··· Supplied data
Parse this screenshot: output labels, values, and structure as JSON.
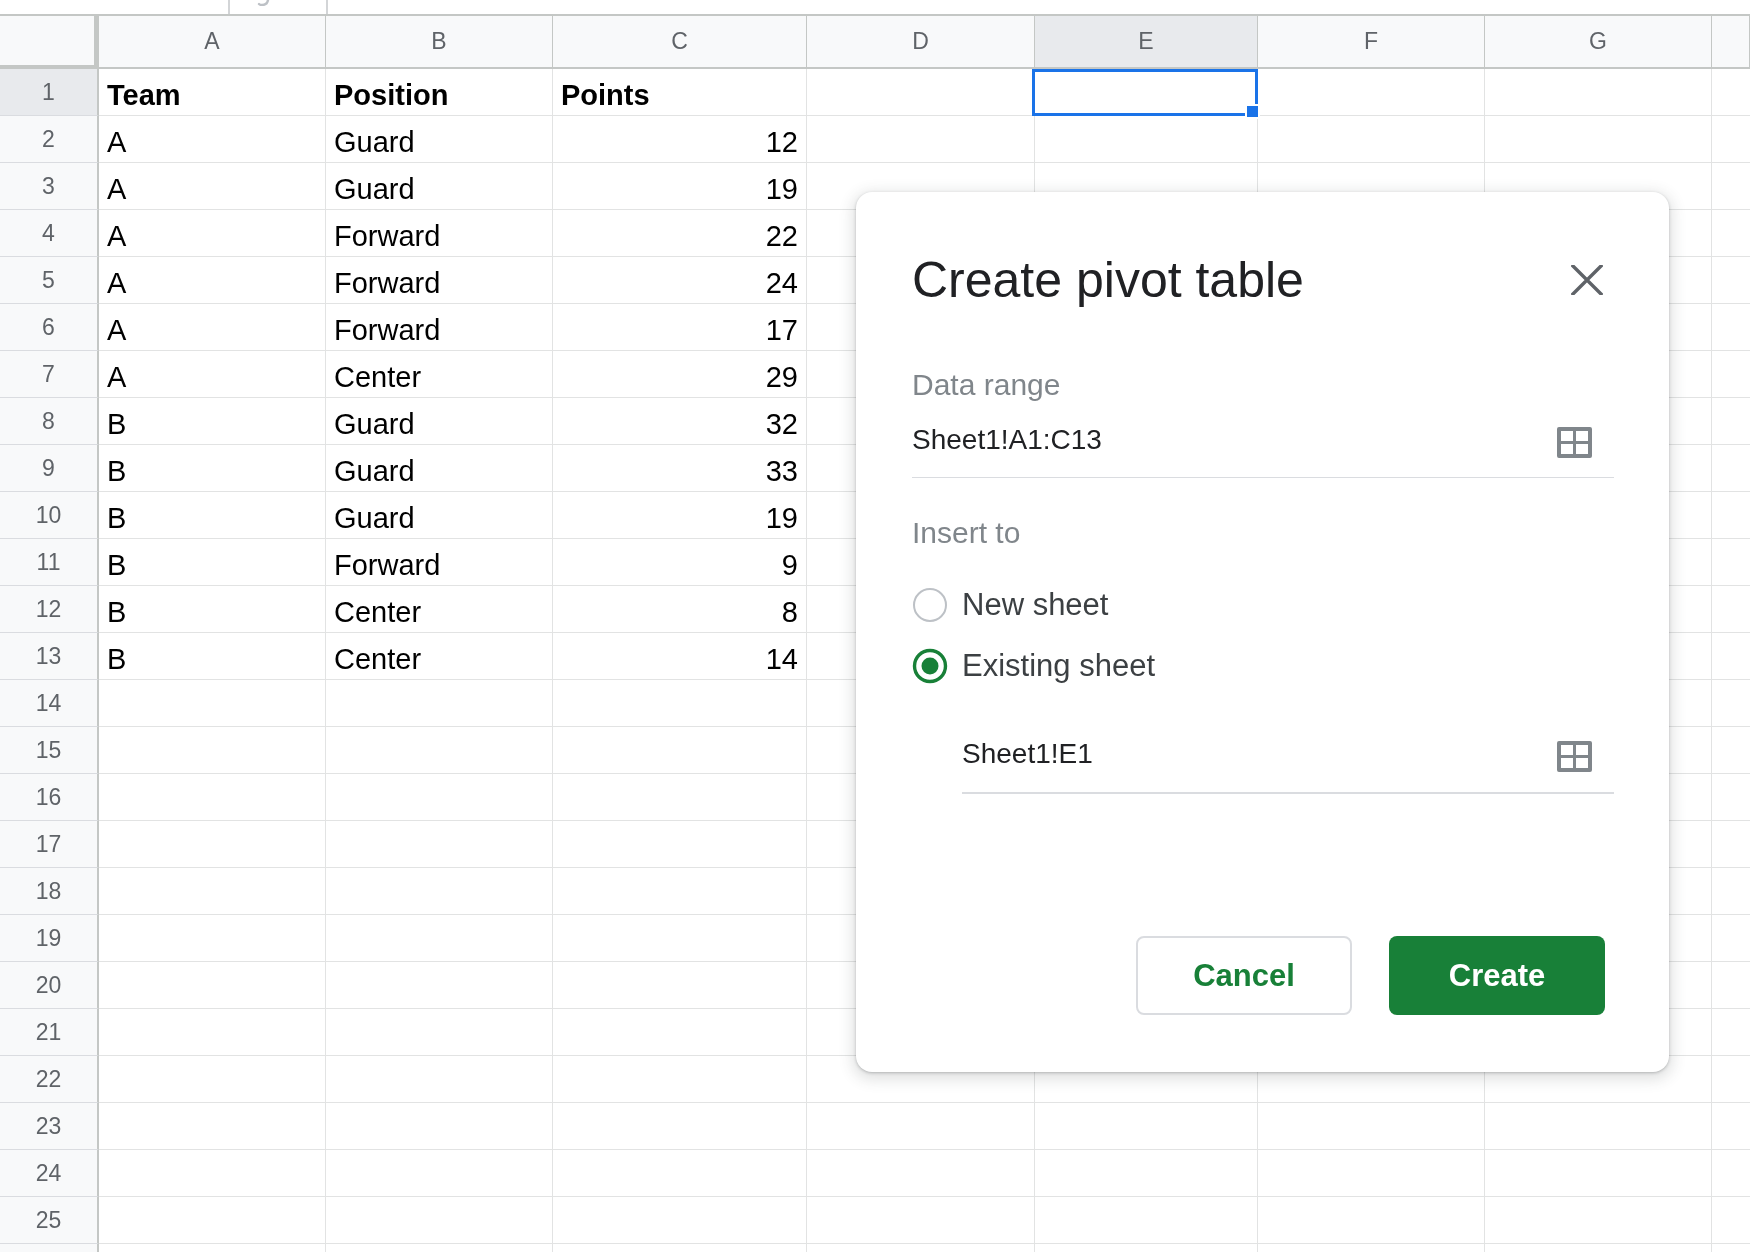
{
  "sheet": {
    "columns": [
      {
        "label": "A",
        "selected": false
      },
      {
        "label": "B",
        "selected": false
      },
      {
        "label": "C",
        "selected": false
      },
      {
        "label": "D",
        "selected": false
      },
      {
        "label": "E",
        "selected": true
      },
      {
        "label": "F",
        "selected": false
      },
      {
        "label": "G",
        "selected": false
      }
    ],
    "rows": [
      {
        "number": "1",
        "selected": true,
        "kind": "header",
        "cells": [
          {
            "text": "Team",
            "kind": "text"
          },
          {
            "text": "Position",
            "kind": "text"
          },
          {
            "text": "Points",
            "kind": "text"
          }
        ]
      },
      {
        "number": "2",
        "selected": false,
        "kind": "data",
        "cells": [
          {
            "text": "A",
            "kind": "text"
          },
          {
            "text": "Guard",
            "kind": "text"
          },
          {
            "text": "12",
            "kind": "number"
          }
        ]
      },
      {
        "number": "3",
        "selected": false,
        "kind": "data",
        "cells": [
          {
            "text": "A",
            "kind": "text"
          },
          {
            "text": "Guard",
            "kind": "text"
          },
          {
            "text": "19",
            "kind": "number"
          }
        ]
      },
      {
        "number": "4",
        "selected": false,
        "kind": "data",
        "cells": [
          {
            "text": "A",
            "kind": "text"
          },
          {
            "text": "Forward",
            "kind": "text"
          },
          {
            "text": "22",
            "kind": "number"
          }
        ]
      },
      {
        "number": "5",
        "selected": false,
        "kind": "data",
        "cells": [
          {
            "text": "A",
            "kind": "text"
          },
          {
            "text": "Forward",
            "kind": "text"
          },
          {
            "text": "24",
            "kind": "number"
          }
        ]
      },
      {
        "number": "6",
        "selected": false,
        "kind": "data",
        "cells": [
          {
            "text": "A",
            "kind": "text"
          },
          {
            "text": "Forward",
            "kind": "text"
          },
          {
            "text": "17",
            "kind": "number"
          }
        ]
      },
      {
        "number": "7",
        "selected": false,
        "kind": "data",
        "cells": [
          {
            "text": "A",
            "kind": "text"
          },
          {
            "text": "Center",
            "kind": "text"
          },
          {
            "text": "29",
            "kind": "number"
          }
        ]
      },
      {
        "number": "8",
        "selected": false,
        "kind": "data",
        "cells": [
          {
            "text": "B",
            "kind": "text"
          },
          {
            "text": "Guard",
            "kind": "text"
          },
          {
            "text": "32",
            "kind": "number"
          }
        ]
      },
      {
        "number": "9",
        "selected": false,
        "kind": "data",
        "cells": [
          {
            "text": "B",
            "kind": "text"
          },
          {
            "text": "Guard",
            "kind": "text"
          },
          {
            "text": "33",
            "kind": "number"
          }
        ]
      },
      {
        "number": "10",
        "selected": false,
        "kind": "data",
        "cells": [
          {
            "text": "B",
            "kind": "text"
          },
          {
            "text": "Guard",
            "kind": "text"
          },
          {
            "text": "19",
            "kind": "number"
          }
        ]
      },
      {
        "number": "11",
        "selected": false,
        "kind": "data",
        "cells": [
          {
            "text": "B",
            "kind": "text"
          },
          {
            "text": "Forward",
            "kind": "text"
          },
          {
            "text": "9",
            "kind": "number"
          }
        ]
      },
      {
        "number": "12",
        "selected": false,
        "kind": "data",
        "cells": [
          {
            "text": "B",
            "kind": "text"
          },
          {
            "text": "Center",
            "kind": "text"
          },
          {
            "text": "8",
            "kind": "number"
          }
        ]
      },
      {
        "number": "13",
        "selected": false,
        "kind": "data",
        "cells": [
          {
            "text": "B",
            "kind": "text"
          },
          {
            "text": "Center",
            "kind": "text"
          },
          {
            "text": "14",
            "kind": "number"
          }
        ]
      },
      {
        "number": "14",
        "selected": false,
        "kind": "data"
      },
      {
        "number": "15",
        "selected": false,
        "kind": "data"
      },
      {
        "number": "16",
        "selected": false,
        "kind": "data"
      },
      {
        "number": "17",
        "selected": false,
        "kind": "data"
      },
      {
        "number": "18",
        "selected": false,
        "kind": "data"
      },
      {
        "number": "19",
        "selected": false,
        "kind": "data"
      },
      {
        "number": "20",
        "selected": false,
        "kind": "data"
      },
      {
        "number": "21",
        "selected": false,
        "kind": "data"
      },
      {
        "number": "22",
        "selected": false,
        "kind": "data"
      },
      {
        "number": "23",
        "selected": false,
        "kind": "data"
      },
      {
        "number": "24",
        "selected": false,
        "kind": "data"
      },
      {
        "number": "25",
        "selected": false,
        "kind": "data"
      }
    ]
  },
  "dialog": {
    "title": "Create pivot table",
    "data_range": {
      "label": "Data range",
      "value": "Sheet1!A1:C13"
    },
    "insert_to": {
      "label": "Insert to",
      "options": [
        {
          "label": "New sheet",
          "selected": false
        },
        {
          "label": "Existing sheet",
          "selected": true
        }
      ],
      "location": {
        "value": "Sheet1!E1"
      }
    },
    "buttons": [
      {
        "label": "Cancel",
        "kind": "secondary"
      },
      {
        "label": "Create",
        "kind": "primary"
      }
    ]
  }
}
······
**Work instructions:** Could you reproduce every record above exactly, leaving out the pictures?

**Full output:**
Parse this screenshot: output labels, values, and structure as JSON.
{
  "sheet": {
    "columns": [
      {
        "label": "A",
        "selected": false
      },
      {
        "label": "B",
        "selected": false
      },
      {
        "label": "C",
        "selected": false
      },
      {
        "label": "D",
        "selected": false
      },
      {
        "label": "E",
        "selected": true
      },
      {
        "label": "F",
        "selected": false
      },
      {
        "label": "G",
        "selected": false
      }
    ],
    "rows": [
      {
        "number": "1",
        "selected": true,
        "kind": "header",
        "cells": [
          {
            "text": "Team",
            "kind": "text"
          },
          {
            "text": "Position",
            "kind": "text"
          },
          {
            "text": "Points",
            "kind": "text"
          }
        ]
      },
      {
        "number": "2",
        "selected": false,
        "kind": "data",
        "cells": [
          {
            "text": "A",
            "kind": "text"
          },
          {
            "text": "Guard",
            "kind": "text"
          },
          {
            "text": "12",
            "kind": "number"
          }
        ]
      },
      {
        "number": "3",
        "selected": false,
        "kind": "data",
        "cells": [
          {
            "text": "A",
            "kind": "text"
          },
          {
            "text": "Guard",
            "kind": "text"
          },
          {
            "text": "19",
            "kind": "number"
          }
        ]
      },
      {
        "number": "4",
        "selected": false,
        "kind": "data",
        "cells": [
          {
            "text": "A",
            "kind": "text"
          },
          {
            "text": "Forward",
            "kind": "text"
          },
          {
            "text": "22",
            "kind": "number"
          }
        ]
      },
      {
        "number": "5",
        "selected": false,
        "kind": "data",
        "cells": [
          {
            "text": "A",
            "kind": "text"
          },
          {
            "text": "Forward",
            "kind": "text"
          },
          {
            "text": "24",
            "kind": "number"
          }
        ]
      },
      {
        "number": "6",
        "selected": false,
        "kind": "data",
        "cells": [
          {
            "text": "A",
            "kind": "text"
          },
          {
            "text": "Forward",
            "kind": "text"
          },
          {
            "text": "17",
            "kind": "number"
          }
        ]
      },
      {
        "number": "7",
        "selected": false,
        "kind": "data",
        "cells": [
          {
            "text": "A",
            "kind": "text"
          },
          {
            "text": "Center",
            "kind": "text"
          },
          {
            "text": "29",
            "kind": "number"
          }
        ]
      },
      {
        "number": "8",
        "selected": false,
        "kind": "data",
        "cells": [
          {
            "text": "B",
            "kind": "text"
          },
          {
            "text": "Guard",
            "kind": "text"
          },
          {
            "text": "32",
            "kind": "number"
          }
        ]
      },
      {
        "number": "9",
        "selected": false,
        "kind": "data",
        "cells": [
          {
            "text": "B",
            "kind": "text"
          },
          {
            "text": "Guard",
            "kind": "text"
          },
          {
            "text": "33",
            "kind": "number"
          }
        ]
      },
      {
        "number": "10",
        "selected": false,
        "kind": "data",
        "cells": [
          {
            "text": "B",
            "kind": "text"
          },
          {
            "text": "Guard",
            "kind": "text"
          },
          {
            "text": "19",
            "kind": "number"
          }
        ]
      },
      {
        "number": "11",
        "selected": false,
        "kind": "data",
        "cells": [
          {
            "text": "B",
            "kind": "text"
          },
          {
            "text": "Forward",
            "kind": "text"
          },
          {
            "text": "9",
            "kind": "number"
          }
        ]
      },
      {
        "number": "12",
        "selected": false,
        "kind": "data",
        "cells": [
          {
            "text": "B",
            "kind": "text"
          },
          {
            "text": "Center",
            "kind": "text"
          },
          {
            "text": "8",
            "kind": "number"
          }
        ]
      },
      {
        "number": "13",
        "selected": false,
        "kind": "data",
        "cells": [
          {
            "text": "B",
            "kind": "text"
          },
          {
            "text": "Center",
            "kind": "text"
          },
          {
            "text": "14",
            "kind": "number"
          }
        ]
      },
      {
        "number": "14",
        "selected": false,
        "kind": "data"
      },
      {
        "number": "15",
        "selected": false,
        "kind": "data"
      },
      {
        "number": "16",
        "selected": false,
        "kind": "data"
      },
      {
        "number": "17",
        "selected": false,
        "kind": "data"
      },
      {
        "number": "18",
        "selected": false,
        "kind": "data"
      },
      {
        "number": "19",
        "selected": false,
        "kind": "data"
      },
      {
        "number": "20",
        "selected": false,
        "kind": "data"
      },
      {
        "number": "21",
        "selected": false,
        "kind": "data"
      },
      {
        "number": "22",
        "selected": false,
        "kind": "data"
      },
      {
        "number": "23",
        "selected": false,
        "kind": "data"
      },
      {
        "number": "24",
        "selected": false,
        "kind": "data"
      },
      {
        "number": "25",
        "selected": false,
        "kind": "data"
      }
    ]
  },
  "dialog": {
    "title": "Create pivot table",
    "data_range": {
      "label": "Data range",
      "value": "Sheet1!A1:C13"
    },
    "insert_to": {
      "label": "Insert to",
      "options": [
        {
          "label": "New sheet",
          "selected": false
        },
        {
          "label": "Existing sheet",
          "selected": true
        }
      ],
      "location": {
        "value": "Sheet1!E1"
      }
    },
    "buttons": [
      {
        "label": "Cancel",
        "kind": "secondary"
      },
      {
        "label": "Create",
        "kind": "primary"
      }
    ]
  }
}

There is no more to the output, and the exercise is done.